*Short problem:* Retype every one of these lines without changing anything, and omit the pictures.
+++ Records +++
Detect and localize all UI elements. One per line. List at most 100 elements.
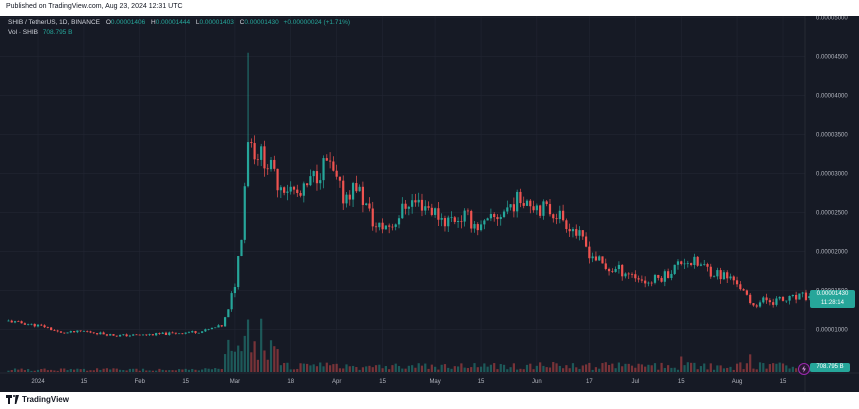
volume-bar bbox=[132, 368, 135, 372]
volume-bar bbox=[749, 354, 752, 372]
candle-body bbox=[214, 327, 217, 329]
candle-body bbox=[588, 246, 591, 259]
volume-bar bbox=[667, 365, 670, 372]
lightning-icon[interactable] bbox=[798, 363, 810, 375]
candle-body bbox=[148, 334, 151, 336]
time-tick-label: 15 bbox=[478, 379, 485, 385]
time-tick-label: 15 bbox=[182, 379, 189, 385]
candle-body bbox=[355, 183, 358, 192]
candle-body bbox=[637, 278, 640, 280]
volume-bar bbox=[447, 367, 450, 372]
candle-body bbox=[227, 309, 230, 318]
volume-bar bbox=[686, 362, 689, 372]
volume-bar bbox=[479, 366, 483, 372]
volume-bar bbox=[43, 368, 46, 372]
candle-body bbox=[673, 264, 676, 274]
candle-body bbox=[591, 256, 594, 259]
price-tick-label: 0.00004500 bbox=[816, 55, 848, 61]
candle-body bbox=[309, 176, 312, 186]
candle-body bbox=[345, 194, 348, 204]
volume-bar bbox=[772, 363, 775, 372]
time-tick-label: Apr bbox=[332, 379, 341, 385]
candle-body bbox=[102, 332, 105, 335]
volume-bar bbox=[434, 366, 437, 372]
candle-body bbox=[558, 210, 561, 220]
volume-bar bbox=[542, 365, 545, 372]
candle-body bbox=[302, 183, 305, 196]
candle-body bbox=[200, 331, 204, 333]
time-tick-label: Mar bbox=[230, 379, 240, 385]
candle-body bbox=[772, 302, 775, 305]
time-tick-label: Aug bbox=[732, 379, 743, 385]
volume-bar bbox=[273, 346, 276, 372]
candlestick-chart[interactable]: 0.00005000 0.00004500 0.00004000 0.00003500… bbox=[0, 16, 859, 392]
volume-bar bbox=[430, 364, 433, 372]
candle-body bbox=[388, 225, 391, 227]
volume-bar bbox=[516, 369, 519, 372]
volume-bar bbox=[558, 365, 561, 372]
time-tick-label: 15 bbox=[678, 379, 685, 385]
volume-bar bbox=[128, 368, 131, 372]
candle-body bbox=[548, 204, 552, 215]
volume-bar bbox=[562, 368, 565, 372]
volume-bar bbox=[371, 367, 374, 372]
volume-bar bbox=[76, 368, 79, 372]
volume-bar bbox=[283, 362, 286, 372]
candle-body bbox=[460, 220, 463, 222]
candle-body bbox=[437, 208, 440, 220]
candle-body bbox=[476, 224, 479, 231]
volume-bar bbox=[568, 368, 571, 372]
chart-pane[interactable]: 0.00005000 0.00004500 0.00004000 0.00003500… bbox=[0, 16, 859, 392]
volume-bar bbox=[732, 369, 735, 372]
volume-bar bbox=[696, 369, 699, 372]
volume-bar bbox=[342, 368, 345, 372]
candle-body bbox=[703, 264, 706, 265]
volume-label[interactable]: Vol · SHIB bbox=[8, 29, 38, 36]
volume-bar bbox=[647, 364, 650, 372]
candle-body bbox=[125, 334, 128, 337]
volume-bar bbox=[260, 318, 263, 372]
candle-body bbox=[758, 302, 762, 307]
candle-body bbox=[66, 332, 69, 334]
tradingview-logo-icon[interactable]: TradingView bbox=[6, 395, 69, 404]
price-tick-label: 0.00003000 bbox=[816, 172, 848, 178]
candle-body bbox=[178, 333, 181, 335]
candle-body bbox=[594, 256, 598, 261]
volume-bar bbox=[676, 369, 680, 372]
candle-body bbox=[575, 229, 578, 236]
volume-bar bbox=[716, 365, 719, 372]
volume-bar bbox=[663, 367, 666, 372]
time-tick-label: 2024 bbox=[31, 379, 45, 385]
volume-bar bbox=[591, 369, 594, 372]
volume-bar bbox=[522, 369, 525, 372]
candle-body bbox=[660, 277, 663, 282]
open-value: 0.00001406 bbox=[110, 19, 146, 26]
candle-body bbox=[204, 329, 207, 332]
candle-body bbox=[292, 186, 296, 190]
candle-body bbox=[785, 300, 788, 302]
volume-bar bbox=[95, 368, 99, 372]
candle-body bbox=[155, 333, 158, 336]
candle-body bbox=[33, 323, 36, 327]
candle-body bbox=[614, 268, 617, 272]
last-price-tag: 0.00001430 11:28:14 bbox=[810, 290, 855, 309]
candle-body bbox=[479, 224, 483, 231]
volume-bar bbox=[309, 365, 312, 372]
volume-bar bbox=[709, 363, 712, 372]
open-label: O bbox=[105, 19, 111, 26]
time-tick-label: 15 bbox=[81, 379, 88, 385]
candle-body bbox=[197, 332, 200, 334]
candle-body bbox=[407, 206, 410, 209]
+++
*Expected answer:*
Detect and localize all UI elements. One per line. List at most 100 elements.
volume-bar bbox=[132, 368, 135, 372]
volume-bar bbox=[749, 354, 752, 372]
candle-body bbox=[214, 327, 217, 329]
candle-body bbox=[588, 246, 591, 259]
volume-bar bbox=[667, 365, 670, 372]
lightning-icon[interactable] bbox=[798, 363, 810, 375]
candle-body bbox=[148, 334, 151, 336]
time-tick-label: 15 bbox=[478, 379, 485, 385]
time-tick-label: 15 bbox=[182, 379, 189, 385]
candle-body bbox=[355, 183, 358, 192]
candle-body bbox=[637, 278, 640, 280]
volume-bar bbox=[447, 367, 450, 372]
candle-body bbox=[227, 309, 230, 318]
volume-bar bbox=[686, 362, 689, 372]
volume-bar bbox=[479, 366, 483, 372]
volume-bar bbox=[43, 368, 46, 372]
candle-body bbox=[673, 264, 676, 274]
candle-body bbox=[591, 256, 594, 259]
price-tick-label: 0.00004500 bbox=[816, 55, 848, 61]
candle-body bbox=[309, 176, 312, 186]
candle-body bbox=[345, 194, 348, 204]
volume-bar bbox=[772, 363, 775, 372]
time-tick-label: Apr bbox=[332, 379, 341, 385]
candle-body bbox=[102, 332, 105, 335]
volume-bar bbox=[434, 366, 437, 372]
candle-body bbox=[558, 210, 561, 220]
volume-bar bbox=[542, 365, 545, 372]
candle-body bbox=[302, 183, 305, 196]
candle-body bbox=[200, 331, 204, 333]
time-tick-label: Mar bbox=[230, 379, 240, 385]
candle-body bbox=[772, 302, 775, 305]
time-tick-label: Aug bbox=[732, 379, 743, 385]
volume-bar bbox=[273, 346, 276, 372]
candlestick-chart[interactable]: 0.00005000 0.00004500 0.00004000 0.00003500… bbox=[0, 16, 859, 392]
volume-bar bbox=[430, 364, 433, 372]
candle-body bbox=[388, 225, 391, 227]
volume-bar bbox=[516, 369, 519, 372]
volume-bar bbox=[558, 365, 561, 372]
time-tick-label: 15 bbox=[678, 379, 685, 385]
volume-bar bbox=[128, 368, 131, 372]
candle-body bbox=[548, 204, 552, 215]
volume-bar bbox=[562, 368, 565, 372]
volume-bar bbox=[371, 367, 374, 372]
volume-bar bbox=[76, 368, 79, 372]
volume-bar bbox=[283, 362, 286, 372]
candle-body bbox=[460, 220, 463, 222]
candle-body bbox=[437, 208, 440, 220]
candle-body bbox=[476, 224, 479, 231]
volume-bar bbox=[568, 368, 571, 372]
chart-pane[interactable]: 0.00005000 0.00004500 0.00004000 0.00003500… bbox=[0, 16, 859, 392]
volume-bar bbox=[732, 369, 735, 372]
volume-bar bbox=[696, 369, 699, 372]
volume-bar bbox=[342, 368, 345, 372]
candle-body bbox=[703, 264, 706, 265]
volume-label[interactable]: Vol · SHIB bbox=[8, 29, 38, 36]
volume-bar bbox=[647, 364, 650, 372]
candle-body bbox=[125, 334, 128, 337]
volume-bar bbox=[260, 318, 263, 372]
candle-body bbox=[758, 302, 762, 307]
candle-body bbox=[66, 332, 69, 334]
tradingview-logo-icon[interactable]: TradingView bbox=[6, 395, 69, 404]
price-tick-label: 0.00003000 bbox=[816, 172, 848, 178]
candle-body bbox=[178, 333, 181, 335]
candle-body bbox=[594, 256, 598, 261]
volume-bar bbox=[676, 369, 680, 372]
candle-body bbox=[575, 229, 578, 236]
volume-bar bbox=[716, 365, 719, 372]
volume-bar bbox=[663, 367, 666, 372]
time-tick-label: 2024 bbox=[31, 379, 45, 385]
volume-bar bbox=[591, 369, 594, 372]
volume-bar bbox=[522, 369, 525, 372]
candle-body bbox=[660, 277, 663, 282]
open-value: 0.00001406 bbox=[110, 19, 146, 26]
candle-body bbox=[204, 329, 207, 332]
candle-body bbox=[292, 186, 296, 190]
candle-body bbox=[785, 300, 788, 302]
volume-bar bbox=[95, 368, 99, 372]
candle-body bbox=[155, 333, 158, 336]
candle-body bbox=[33, 323, 36, 327]
candle-body bbox=[614, 268, 617, 272]
last-price-tag: 0.00001430 11:28:14 bbox=[810, 290, 855, 309]
candle-body bbox=[479, 224, 483, 231]
volume-bar bbox=[309, 365, 312, 372]
volume-bar bbox=[709, 363, 712, 372]
open-label: O bbox=[105, 19, 111, 26]
time-tick-label: 15 bbox=[81, 379, 88, 385]
candle-body bbox=[197, 332, 200, 334]
candle-body bbox=[407, 206, 410, 209]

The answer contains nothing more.